[Exercise set]
(a) Please condense the paragraph of the hydrotreating text below that begins "Normally, a post treat reactor" into a short bulleted list that keeps its main facts.
(b) Print the hydrotreating text below word for word, starting at "Even with the" and ending at "upgrade coker kerosene.".

[Supplied text]
***
However, it is preferable to hydrotreat at the lowest possible pressure to reduce the capital cost of the unit. The sulfur and nitrogen specifications can be met at lower pressures, e.g., in the range of about 4.8 MPa(g) (700 psig) to about 6.2 MPa(g) (900 psig). However, the BI specification cannot be met by hydrotreating at that pressure.

Normally, a post treat reactor loaded with a hydrotreating catalyst is installed downstream of the main hydrotreating reactor to obtain the required BI. The post treat reactor has to operate at sufficiently high pressure and catalyst volume to meet the BI. Due to equilibrium limitations, the temperature of the post treat reactor needs to be in the range of about 250° C. and 350° C. to ensure that the required olefin saturation is obtained to meet BI requirement.

Even with the post treat reactor, it is not always possible to obtain BI values in the range of 50-100.

There is a need for lower cost processes to upgrade coker kerosene.
***
[Listing]
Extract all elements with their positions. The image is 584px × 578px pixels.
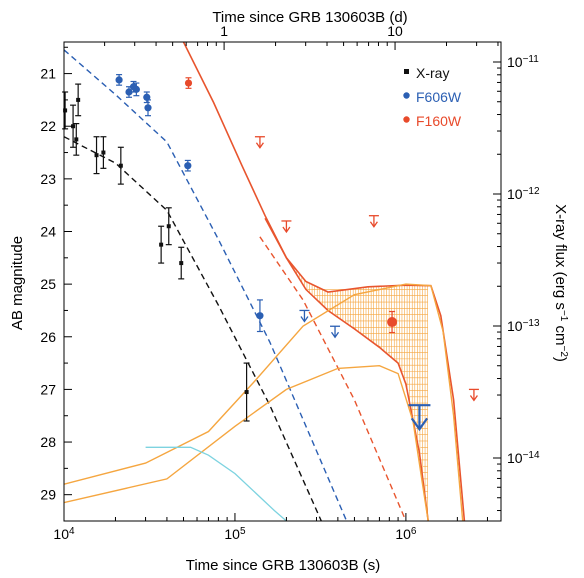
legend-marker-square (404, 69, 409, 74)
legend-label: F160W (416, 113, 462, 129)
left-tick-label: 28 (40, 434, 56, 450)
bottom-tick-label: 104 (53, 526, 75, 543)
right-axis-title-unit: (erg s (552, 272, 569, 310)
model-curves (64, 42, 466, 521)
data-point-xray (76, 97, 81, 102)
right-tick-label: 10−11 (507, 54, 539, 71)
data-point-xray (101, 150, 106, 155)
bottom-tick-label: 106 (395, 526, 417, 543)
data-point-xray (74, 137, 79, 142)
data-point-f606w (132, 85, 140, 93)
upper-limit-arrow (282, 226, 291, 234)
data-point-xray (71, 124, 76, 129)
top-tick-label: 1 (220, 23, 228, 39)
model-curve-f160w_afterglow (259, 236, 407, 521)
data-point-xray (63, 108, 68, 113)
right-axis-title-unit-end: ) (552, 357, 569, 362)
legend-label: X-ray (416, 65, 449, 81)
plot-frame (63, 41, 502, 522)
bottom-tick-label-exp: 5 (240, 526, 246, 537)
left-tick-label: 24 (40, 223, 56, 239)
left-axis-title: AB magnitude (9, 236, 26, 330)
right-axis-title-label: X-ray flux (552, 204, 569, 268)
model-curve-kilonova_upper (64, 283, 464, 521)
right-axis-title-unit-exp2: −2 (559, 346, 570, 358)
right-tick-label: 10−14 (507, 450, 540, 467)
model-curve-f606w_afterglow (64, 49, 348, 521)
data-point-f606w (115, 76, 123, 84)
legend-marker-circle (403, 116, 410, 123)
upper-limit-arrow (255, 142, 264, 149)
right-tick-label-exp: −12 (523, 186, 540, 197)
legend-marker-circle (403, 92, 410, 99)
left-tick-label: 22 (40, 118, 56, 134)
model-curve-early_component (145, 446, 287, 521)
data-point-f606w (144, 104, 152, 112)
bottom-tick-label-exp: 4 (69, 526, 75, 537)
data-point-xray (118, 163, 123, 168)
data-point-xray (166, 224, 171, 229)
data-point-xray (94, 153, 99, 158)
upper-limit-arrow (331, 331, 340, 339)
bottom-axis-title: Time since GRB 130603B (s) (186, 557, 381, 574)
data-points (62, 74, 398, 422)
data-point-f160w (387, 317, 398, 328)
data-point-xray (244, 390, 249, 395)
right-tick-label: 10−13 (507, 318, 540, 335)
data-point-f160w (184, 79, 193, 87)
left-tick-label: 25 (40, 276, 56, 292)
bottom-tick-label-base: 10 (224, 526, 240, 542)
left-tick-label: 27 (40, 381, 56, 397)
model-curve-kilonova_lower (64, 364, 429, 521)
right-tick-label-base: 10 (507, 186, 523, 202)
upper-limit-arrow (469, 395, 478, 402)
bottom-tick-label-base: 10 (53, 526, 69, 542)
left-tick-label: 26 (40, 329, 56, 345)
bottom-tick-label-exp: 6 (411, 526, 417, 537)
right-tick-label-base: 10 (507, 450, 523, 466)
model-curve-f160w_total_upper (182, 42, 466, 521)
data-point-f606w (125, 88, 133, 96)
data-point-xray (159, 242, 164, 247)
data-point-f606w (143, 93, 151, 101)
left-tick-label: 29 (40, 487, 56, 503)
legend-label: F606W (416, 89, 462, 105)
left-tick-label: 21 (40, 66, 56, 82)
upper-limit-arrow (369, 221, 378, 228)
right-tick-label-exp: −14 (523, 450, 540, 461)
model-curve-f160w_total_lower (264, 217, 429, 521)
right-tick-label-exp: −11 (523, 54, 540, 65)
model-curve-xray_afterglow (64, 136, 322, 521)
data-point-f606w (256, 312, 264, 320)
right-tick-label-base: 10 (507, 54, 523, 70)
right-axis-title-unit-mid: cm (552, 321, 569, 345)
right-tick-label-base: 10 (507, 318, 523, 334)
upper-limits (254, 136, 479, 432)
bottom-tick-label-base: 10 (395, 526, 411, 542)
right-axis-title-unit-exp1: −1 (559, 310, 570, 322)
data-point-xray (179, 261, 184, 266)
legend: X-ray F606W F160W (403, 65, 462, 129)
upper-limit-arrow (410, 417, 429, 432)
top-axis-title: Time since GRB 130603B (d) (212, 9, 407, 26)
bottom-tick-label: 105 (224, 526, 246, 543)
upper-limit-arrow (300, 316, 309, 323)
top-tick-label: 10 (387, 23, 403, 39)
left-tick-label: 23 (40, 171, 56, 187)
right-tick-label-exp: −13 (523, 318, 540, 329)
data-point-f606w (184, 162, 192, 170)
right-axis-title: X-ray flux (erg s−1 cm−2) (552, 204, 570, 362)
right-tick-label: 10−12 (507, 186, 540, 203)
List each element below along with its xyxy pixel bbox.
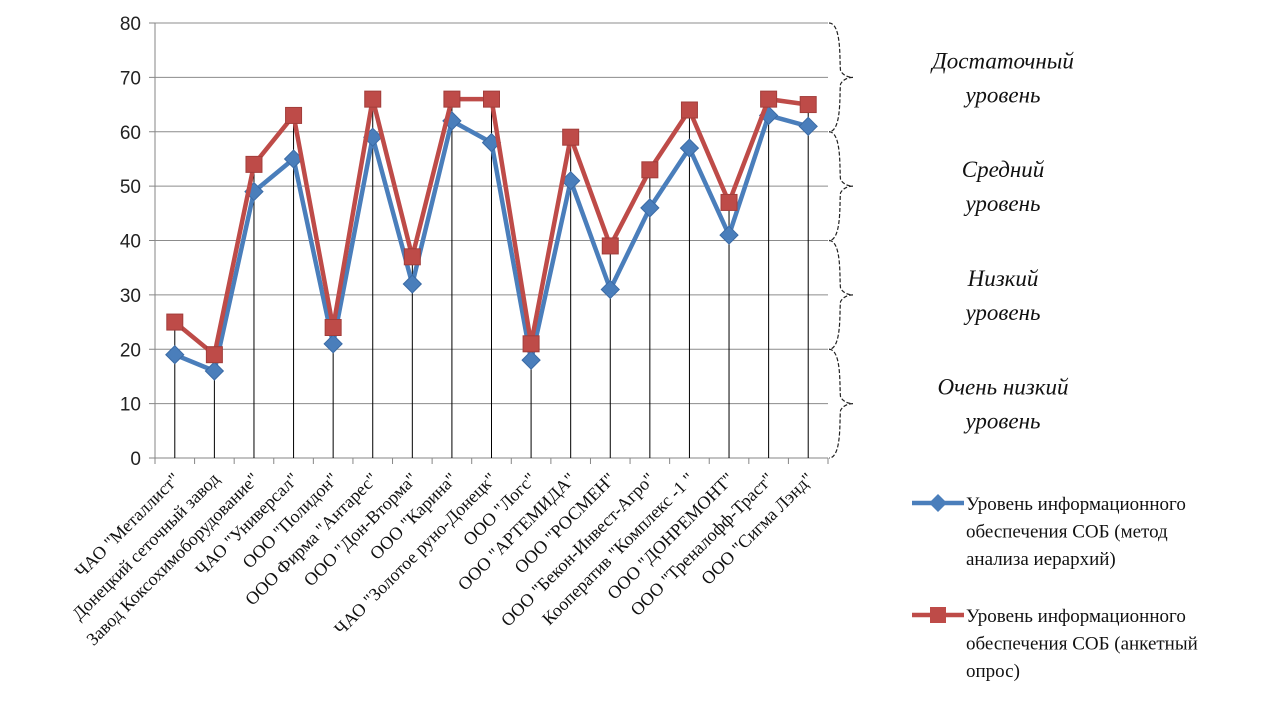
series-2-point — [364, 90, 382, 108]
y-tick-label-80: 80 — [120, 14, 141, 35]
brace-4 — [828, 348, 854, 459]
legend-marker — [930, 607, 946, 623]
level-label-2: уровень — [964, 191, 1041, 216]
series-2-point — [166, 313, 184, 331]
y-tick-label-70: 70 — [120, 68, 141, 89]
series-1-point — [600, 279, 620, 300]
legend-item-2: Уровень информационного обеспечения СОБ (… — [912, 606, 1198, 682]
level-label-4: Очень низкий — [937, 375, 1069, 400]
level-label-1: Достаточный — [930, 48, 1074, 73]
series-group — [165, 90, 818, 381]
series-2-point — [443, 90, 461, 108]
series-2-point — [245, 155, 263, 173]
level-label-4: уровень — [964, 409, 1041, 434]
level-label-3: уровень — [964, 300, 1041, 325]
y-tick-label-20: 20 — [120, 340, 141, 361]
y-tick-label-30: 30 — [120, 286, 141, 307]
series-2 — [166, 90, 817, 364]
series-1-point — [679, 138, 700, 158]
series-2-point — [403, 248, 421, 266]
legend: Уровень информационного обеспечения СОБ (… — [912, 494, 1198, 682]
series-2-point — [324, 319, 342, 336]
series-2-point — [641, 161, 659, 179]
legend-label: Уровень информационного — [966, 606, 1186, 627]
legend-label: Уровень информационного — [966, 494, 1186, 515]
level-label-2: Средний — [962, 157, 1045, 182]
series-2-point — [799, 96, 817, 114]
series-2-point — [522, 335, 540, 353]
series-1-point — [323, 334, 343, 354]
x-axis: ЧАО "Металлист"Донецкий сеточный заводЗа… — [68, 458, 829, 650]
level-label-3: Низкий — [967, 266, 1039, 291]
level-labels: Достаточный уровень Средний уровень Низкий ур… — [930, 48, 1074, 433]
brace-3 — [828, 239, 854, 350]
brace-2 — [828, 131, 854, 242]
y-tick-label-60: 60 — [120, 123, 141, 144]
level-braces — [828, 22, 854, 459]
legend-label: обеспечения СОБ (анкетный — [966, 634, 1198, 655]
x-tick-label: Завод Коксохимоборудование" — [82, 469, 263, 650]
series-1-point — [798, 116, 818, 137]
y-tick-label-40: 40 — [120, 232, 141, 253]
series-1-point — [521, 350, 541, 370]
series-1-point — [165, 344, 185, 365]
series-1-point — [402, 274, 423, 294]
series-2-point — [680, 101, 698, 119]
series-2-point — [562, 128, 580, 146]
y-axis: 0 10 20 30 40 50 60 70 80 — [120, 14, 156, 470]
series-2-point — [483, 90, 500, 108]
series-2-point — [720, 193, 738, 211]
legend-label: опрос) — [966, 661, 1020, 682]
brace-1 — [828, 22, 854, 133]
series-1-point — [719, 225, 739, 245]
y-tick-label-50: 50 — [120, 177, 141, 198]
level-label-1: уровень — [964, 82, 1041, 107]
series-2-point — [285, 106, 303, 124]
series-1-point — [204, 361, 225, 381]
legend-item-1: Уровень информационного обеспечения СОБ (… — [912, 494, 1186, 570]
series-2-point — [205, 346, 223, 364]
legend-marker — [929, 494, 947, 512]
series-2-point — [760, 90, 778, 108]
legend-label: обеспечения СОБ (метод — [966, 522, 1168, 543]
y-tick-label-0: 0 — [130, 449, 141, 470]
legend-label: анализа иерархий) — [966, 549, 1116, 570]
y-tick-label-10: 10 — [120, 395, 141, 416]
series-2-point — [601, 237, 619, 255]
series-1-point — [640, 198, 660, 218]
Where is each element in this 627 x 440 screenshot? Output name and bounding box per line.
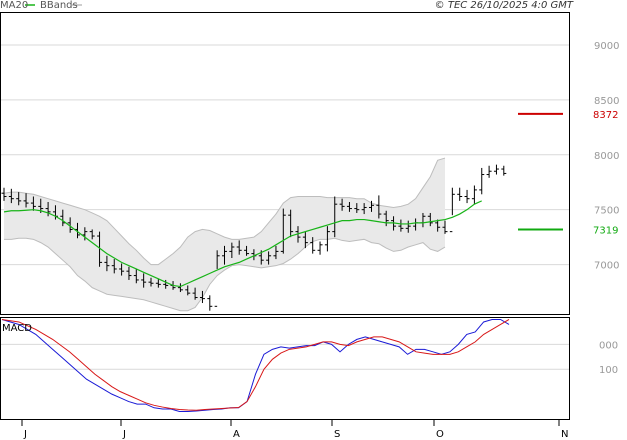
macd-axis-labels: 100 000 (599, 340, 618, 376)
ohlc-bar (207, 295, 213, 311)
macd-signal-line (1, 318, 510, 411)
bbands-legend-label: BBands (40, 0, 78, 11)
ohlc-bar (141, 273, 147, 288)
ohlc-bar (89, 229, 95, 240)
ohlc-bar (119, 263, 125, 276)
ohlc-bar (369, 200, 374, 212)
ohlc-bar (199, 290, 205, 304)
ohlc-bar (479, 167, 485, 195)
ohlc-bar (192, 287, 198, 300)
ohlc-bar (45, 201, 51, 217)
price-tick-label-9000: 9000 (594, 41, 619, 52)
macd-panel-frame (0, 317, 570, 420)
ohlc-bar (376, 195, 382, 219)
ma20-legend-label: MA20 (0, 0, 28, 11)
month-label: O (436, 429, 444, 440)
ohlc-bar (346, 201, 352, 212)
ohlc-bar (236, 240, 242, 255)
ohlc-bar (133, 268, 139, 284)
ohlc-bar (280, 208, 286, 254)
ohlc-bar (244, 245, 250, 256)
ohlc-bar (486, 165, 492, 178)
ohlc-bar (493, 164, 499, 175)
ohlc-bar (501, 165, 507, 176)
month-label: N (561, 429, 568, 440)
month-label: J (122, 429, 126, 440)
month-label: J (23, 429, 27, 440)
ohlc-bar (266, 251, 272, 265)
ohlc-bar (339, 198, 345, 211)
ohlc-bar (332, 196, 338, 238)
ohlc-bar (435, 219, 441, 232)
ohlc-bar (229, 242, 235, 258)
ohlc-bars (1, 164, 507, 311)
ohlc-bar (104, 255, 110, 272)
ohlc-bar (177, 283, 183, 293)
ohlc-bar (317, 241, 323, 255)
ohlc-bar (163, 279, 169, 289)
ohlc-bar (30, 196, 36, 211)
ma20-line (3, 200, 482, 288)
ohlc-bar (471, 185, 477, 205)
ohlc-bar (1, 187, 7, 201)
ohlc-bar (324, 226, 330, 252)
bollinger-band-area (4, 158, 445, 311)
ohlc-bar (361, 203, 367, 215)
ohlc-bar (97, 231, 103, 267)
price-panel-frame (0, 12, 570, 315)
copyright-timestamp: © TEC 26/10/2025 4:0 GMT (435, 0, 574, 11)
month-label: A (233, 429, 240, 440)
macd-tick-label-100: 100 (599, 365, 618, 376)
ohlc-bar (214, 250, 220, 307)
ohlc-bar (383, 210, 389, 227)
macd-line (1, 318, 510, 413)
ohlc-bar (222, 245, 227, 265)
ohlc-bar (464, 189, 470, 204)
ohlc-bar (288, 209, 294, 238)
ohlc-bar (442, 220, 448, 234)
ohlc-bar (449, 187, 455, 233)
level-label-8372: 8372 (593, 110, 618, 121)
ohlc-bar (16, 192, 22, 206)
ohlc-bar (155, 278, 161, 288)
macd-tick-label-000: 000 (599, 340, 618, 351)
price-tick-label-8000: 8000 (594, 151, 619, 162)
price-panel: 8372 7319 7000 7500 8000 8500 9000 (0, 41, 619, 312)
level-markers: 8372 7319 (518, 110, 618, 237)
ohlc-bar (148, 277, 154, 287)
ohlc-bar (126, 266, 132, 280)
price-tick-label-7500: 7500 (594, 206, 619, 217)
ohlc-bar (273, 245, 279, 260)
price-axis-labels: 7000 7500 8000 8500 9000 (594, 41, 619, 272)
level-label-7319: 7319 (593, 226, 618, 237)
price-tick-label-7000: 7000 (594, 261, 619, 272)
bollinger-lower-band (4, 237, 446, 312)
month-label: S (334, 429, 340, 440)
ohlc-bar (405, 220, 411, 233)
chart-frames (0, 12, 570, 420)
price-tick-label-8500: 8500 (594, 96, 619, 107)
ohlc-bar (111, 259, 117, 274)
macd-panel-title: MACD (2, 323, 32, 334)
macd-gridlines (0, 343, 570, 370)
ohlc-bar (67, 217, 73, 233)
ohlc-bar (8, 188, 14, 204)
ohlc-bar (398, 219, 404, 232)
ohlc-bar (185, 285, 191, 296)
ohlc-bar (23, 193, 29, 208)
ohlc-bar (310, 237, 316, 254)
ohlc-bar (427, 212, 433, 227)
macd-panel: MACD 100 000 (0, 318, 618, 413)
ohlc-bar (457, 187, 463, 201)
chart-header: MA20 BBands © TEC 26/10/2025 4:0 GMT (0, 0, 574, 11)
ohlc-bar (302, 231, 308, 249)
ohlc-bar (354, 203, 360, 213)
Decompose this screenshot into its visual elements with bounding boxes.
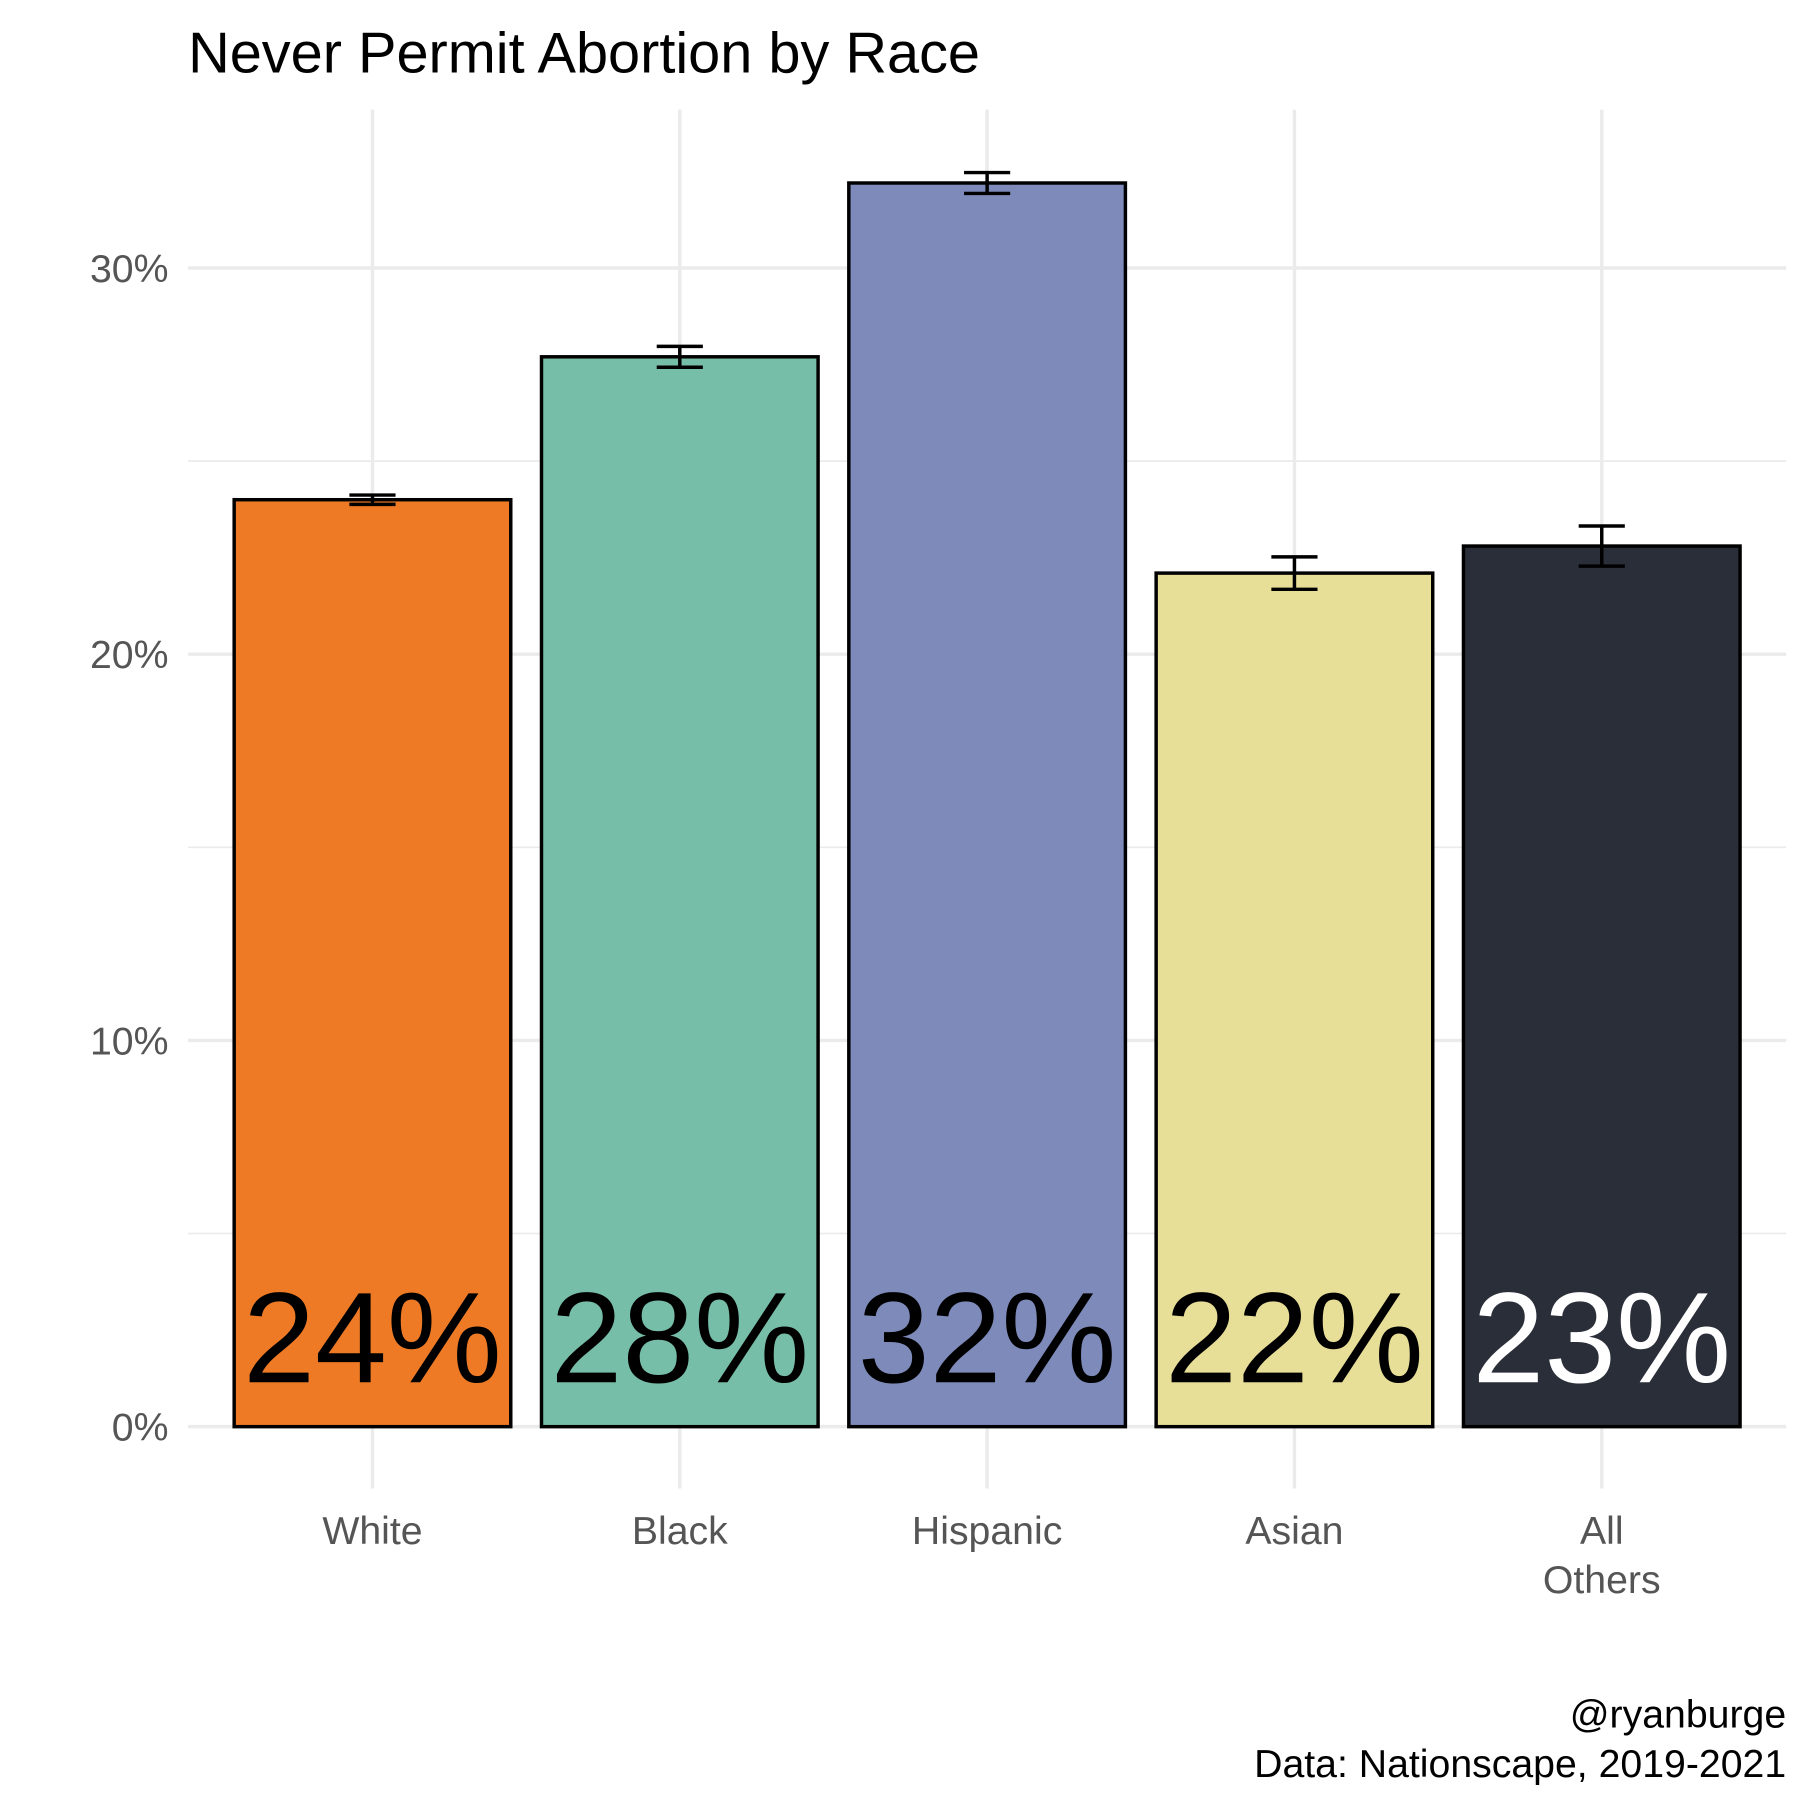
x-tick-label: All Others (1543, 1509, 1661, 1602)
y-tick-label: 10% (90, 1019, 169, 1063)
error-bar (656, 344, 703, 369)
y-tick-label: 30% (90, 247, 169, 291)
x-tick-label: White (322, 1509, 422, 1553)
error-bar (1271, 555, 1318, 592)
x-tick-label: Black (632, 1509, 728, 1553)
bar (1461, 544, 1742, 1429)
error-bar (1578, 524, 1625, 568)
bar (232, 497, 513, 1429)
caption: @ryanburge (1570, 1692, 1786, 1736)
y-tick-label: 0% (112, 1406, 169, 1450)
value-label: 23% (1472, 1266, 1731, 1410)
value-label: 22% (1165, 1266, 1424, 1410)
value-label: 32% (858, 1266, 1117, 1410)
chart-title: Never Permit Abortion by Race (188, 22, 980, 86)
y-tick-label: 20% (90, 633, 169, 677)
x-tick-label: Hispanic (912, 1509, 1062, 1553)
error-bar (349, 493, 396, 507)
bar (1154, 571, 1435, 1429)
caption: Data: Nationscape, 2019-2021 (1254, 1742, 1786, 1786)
***
[Answers by task]
(a)
- A post treat reactor loaded with a hydrotreating catalyst is normally installed downstream of the main hydrotreating reactor to obtain the required BI.
- It must operate at sufficiently high pressure and catalyst volume to meet the BI.
- Because of equilibrium limitations, its temperature needs to be about 250° C. to 350° C. to obtain the olefin saturation needed for the BI requirement.

(b)
Even with the post treat reactor, it is not always possible to obtain BI values in the range of 50-100.

There is a need for lower cost processes to upgrade coker kerosene.